#### DATA FOR THIS TASK ####

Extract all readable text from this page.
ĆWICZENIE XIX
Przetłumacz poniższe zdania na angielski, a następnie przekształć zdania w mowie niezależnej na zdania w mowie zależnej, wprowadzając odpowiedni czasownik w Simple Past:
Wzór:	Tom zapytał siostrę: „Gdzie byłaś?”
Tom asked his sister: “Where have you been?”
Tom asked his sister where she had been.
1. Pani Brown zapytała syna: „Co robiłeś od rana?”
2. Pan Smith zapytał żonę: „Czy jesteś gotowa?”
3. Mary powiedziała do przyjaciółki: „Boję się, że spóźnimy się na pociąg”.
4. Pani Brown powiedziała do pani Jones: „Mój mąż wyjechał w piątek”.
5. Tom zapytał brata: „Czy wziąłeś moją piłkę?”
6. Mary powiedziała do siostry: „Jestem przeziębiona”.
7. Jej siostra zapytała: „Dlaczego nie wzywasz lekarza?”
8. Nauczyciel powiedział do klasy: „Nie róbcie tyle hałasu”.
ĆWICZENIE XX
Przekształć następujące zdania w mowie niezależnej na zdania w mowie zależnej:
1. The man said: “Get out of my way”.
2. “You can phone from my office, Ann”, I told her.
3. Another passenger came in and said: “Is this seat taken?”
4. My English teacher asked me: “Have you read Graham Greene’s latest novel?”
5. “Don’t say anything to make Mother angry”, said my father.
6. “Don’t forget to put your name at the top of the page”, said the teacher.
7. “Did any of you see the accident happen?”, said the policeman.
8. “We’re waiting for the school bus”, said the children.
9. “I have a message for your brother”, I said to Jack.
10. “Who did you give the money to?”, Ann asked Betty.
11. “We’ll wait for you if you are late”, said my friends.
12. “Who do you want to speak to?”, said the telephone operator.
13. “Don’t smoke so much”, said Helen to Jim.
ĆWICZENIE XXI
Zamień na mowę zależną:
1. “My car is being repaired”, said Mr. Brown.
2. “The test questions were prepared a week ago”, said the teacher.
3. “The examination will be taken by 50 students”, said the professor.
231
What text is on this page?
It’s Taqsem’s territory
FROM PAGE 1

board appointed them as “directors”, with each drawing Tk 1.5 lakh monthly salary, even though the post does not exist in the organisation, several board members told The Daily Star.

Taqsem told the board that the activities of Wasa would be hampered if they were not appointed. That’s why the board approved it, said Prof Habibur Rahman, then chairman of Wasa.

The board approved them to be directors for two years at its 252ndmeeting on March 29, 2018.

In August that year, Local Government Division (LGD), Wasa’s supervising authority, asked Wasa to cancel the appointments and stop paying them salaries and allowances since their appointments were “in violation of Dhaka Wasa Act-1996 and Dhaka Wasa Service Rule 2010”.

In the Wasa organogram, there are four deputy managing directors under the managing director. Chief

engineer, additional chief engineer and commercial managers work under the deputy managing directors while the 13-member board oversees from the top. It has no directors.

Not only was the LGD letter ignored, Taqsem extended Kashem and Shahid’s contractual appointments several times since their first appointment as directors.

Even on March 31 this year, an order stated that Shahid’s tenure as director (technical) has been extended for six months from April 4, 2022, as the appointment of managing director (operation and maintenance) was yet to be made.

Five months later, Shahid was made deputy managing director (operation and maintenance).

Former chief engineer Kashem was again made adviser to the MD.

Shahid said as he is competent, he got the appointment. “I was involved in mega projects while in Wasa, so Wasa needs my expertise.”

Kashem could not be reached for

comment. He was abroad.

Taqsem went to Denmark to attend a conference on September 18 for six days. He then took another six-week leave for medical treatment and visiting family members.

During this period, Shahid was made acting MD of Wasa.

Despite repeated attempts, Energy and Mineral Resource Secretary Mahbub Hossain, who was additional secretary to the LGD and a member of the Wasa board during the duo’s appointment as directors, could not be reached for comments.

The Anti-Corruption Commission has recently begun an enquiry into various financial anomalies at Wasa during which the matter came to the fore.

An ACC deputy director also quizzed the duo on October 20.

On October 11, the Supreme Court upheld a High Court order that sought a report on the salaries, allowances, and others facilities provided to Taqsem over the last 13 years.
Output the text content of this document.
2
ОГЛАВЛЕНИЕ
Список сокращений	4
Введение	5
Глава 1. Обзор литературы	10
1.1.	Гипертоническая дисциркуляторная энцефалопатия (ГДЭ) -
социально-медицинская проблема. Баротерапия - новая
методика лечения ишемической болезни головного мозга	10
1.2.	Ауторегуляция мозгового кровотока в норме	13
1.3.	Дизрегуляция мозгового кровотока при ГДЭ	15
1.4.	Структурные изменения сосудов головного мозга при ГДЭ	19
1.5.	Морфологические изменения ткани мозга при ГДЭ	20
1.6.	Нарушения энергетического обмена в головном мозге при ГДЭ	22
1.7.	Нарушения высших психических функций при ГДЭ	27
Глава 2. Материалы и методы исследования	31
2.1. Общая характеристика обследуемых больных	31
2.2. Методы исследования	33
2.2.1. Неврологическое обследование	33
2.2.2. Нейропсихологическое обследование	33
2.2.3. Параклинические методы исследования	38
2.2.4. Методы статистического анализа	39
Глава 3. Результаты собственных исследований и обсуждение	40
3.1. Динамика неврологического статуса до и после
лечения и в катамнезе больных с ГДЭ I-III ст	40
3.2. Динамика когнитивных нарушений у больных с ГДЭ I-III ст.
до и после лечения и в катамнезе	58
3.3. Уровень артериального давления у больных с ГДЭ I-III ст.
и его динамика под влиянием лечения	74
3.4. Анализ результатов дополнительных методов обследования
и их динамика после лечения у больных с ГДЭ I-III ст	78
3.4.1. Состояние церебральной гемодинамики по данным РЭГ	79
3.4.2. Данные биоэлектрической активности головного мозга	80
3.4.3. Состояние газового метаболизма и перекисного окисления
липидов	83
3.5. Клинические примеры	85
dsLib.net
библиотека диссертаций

####

Using the records above, say how many lines include the string "them". Only the number is wanted.

§ **OUTPUT BELOW**
3